Given exercise —
In your copy, repeat the records exactly and leave out the pictures.
____ Input data
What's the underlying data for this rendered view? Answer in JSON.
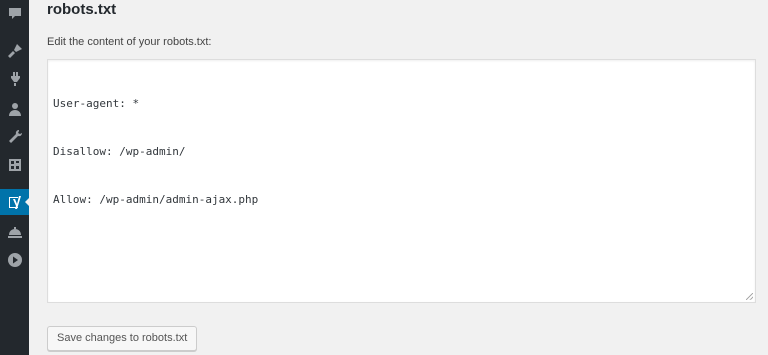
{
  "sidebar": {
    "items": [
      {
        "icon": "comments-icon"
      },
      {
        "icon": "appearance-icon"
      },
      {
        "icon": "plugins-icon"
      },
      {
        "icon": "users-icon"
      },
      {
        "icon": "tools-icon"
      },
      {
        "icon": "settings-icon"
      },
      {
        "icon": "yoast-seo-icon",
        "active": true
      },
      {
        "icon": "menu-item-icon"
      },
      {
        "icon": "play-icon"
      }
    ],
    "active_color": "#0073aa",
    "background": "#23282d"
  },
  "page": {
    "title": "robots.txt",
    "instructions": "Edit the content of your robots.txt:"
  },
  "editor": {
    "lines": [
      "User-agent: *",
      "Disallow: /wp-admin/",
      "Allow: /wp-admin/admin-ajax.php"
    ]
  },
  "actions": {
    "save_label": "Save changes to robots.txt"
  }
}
________
Full solution —
What's the underlying data for this rendered view? Answer in JSON.
{
  "sidebar": {
    "items": [
      {
        "icon": "comments-icon"
      },
      {
        "icon": "appearance-icon"
      },
      {
        "icon": "plugins-icon"
      },
      {
        "icon": "users-icon"
      },
      {
        "icon": "tools-icon"
      },
      {
        "icon": "settings-icon"
      },
      {
        "icon": "yoast-seo-icon",
        "active": true
      },
      {
        "icon": "menu-item-icon"
      },
      {
        "icon": "play-icon"
      }
    ],
    "active_color": "#0073aa",
    "background": "#23282d"
  },
  "page": {
    "title": "robots.txt",
    "instructions": "Edit the content of your robots.txt:"
  },
  "editor": {
    "lines": [
      "User-agent: *",
      "Disallow: /wp-admin/",
      "Allow: /wp-admin/admin-ajax.php"
    ]
  },
  "actions": {
    "save_label": "Save changes to robots.txt"
  }
}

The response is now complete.